- _INSTRUCTIONS FOR THE TASK_
From the line with "What data populates" through the final line, please write out the listing exactly, including both of those lines.

Start of AVAILABLE RECORDS

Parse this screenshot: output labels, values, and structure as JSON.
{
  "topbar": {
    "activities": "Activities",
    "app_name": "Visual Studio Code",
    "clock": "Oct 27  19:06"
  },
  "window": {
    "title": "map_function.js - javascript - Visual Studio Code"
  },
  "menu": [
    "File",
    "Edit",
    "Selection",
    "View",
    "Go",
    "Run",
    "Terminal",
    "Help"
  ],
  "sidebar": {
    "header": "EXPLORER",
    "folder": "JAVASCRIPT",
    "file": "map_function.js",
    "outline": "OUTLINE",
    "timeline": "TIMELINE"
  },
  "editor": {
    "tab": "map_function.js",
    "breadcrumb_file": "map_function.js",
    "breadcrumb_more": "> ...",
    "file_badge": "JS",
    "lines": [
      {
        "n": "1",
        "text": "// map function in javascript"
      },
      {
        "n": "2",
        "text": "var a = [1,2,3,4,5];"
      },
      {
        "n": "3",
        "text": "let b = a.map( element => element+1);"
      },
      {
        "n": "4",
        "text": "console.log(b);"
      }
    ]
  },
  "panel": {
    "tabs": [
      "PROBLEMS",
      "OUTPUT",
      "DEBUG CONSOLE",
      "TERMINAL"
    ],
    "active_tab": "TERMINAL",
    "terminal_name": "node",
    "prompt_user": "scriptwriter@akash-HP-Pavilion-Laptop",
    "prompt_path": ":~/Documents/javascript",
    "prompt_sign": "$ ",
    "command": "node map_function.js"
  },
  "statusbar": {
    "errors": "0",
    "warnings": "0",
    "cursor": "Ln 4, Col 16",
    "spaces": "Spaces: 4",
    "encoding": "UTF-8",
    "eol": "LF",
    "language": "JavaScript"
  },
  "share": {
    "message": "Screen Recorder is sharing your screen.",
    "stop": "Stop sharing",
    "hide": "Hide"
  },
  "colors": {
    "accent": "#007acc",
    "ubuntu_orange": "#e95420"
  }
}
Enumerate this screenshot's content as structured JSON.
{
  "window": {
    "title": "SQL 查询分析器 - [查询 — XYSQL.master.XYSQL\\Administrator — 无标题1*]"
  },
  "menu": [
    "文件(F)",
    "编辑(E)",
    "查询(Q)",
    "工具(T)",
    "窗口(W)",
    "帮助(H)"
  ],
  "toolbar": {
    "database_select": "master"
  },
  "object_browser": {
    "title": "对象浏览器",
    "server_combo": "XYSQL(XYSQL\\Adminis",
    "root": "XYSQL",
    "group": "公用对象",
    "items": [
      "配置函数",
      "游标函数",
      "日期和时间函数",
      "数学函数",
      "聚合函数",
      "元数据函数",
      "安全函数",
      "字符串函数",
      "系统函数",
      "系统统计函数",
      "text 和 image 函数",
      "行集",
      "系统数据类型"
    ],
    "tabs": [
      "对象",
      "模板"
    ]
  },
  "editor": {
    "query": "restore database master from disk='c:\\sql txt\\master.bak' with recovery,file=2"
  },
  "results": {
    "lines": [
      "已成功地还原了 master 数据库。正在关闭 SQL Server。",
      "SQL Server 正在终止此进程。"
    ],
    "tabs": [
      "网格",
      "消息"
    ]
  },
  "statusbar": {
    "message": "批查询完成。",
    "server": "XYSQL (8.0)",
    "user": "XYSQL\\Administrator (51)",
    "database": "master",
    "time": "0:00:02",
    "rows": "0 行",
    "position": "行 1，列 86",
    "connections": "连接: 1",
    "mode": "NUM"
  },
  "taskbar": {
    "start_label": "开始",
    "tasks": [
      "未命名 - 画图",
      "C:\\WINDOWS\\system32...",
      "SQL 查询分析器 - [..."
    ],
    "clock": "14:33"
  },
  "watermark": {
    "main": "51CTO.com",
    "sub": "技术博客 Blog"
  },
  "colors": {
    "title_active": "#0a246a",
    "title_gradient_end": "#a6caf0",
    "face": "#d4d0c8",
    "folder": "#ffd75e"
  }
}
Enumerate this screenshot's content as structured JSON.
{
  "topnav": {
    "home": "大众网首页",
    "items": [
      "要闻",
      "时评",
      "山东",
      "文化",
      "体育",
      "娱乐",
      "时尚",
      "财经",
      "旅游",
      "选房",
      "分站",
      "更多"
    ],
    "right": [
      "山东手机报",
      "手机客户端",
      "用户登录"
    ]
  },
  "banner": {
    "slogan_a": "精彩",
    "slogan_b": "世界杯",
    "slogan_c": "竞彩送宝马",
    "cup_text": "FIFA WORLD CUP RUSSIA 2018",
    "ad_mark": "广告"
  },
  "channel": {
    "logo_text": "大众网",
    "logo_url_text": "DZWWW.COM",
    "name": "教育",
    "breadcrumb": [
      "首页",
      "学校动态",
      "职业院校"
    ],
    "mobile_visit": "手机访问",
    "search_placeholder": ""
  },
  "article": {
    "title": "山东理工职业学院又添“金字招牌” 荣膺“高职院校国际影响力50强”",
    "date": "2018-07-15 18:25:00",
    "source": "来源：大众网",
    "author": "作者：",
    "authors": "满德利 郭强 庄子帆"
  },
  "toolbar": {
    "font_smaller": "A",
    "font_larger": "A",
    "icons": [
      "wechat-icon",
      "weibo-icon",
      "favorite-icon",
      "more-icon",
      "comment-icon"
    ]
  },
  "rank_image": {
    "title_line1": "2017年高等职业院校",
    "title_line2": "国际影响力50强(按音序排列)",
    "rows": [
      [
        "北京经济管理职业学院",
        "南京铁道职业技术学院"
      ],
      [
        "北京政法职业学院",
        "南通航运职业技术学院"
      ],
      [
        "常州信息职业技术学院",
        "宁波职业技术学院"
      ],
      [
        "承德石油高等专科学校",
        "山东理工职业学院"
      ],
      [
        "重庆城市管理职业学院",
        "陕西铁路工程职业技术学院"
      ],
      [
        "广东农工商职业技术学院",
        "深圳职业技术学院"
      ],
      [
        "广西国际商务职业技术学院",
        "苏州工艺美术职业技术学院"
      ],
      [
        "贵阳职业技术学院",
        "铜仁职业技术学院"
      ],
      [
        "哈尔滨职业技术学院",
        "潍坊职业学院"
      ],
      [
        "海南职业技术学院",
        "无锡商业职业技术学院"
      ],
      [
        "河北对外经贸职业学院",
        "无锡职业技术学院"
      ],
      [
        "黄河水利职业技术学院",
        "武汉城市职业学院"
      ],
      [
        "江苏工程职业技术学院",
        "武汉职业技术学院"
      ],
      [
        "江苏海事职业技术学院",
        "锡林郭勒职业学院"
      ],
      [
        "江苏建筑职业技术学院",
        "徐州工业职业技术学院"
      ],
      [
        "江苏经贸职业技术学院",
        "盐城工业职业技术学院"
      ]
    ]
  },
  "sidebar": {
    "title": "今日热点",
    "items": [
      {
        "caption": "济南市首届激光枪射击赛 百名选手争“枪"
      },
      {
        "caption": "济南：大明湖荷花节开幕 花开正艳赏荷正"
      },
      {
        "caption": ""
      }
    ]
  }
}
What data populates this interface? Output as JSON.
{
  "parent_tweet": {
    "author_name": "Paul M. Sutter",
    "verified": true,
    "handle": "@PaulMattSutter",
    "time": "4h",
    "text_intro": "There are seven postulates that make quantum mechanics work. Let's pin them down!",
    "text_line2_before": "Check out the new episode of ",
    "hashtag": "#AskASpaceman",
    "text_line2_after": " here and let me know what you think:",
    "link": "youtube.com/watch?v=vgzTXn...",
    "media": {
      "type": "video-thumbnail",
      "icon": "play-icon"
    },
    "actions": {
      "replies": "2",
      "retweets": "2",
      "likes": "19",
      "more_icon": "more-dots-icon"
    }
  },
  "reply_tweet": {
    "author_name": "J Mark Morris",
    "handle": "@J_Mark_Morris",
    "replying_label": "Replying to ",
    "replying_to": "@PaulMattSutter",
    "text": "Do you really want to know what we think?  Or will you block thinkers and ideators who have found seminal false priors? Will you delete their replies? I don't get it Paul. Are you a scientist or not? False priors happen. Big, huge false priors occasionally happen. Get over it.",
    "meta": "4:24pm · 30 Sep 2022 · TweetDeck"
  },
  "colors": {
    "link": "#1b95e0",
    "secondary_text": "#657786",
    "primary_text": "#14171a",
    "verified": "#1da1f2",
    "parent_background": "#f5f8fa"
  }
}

End of AVAILABLE RECORDS

- _ANSWER TO THIS TASK_
What data populates this interface? Output as JSON.
{
  "parent_tweet": {
    "author_name": "Paul M. Sutter",
    "verified": true,
    "handle": "@PaulMattSutter",
    "time": "4h",
    "text_intro": "There are seven postulates that make quantum mechanics work. Let's pin them down!",
    "text_line2_before": "Check out the new episode of ",
    "hashtag": "#AskASpaceman",
    "text_line2_after": " here and let me know what you think:",
    "link": "youtube.com/watch?v=vgzTXn...",
    "media": {
      "type": "video-thumbnail",
      "icon": "play-icon"
    },
    "actions": {
      "replies": "2",
      "retweets": "2",
      "likes": "19",
      "more_icon": "more-dots-icon"
    }
  },
  "reply_tweet": {
    "author_name": "J Mark Morris",
    "handle": "@J_Mark_Morris",
    "replying_label": "Replying to ",
    "replying_to": "@PaulMattSutter",
    "text": "Do you really want to know what we think?  Or will you block thinkers and ideators who have found seminal false priors? Will you delete their replies? I don't get it Paul. Are you a scientist or not? False priors happen. Big, huge false priors occasionally happen. Get over it.",
    "meta": "4:24pm · 30 Sep 2022 · TweetDeck"
  },
  "colors": {
    "link": "#1b95e0",
    "secondary_text": "#657786",
    "primary_text": "#14171a",
    "verified": "#1da1f2",
    "parent_background": "#f5f8fa"
  }
}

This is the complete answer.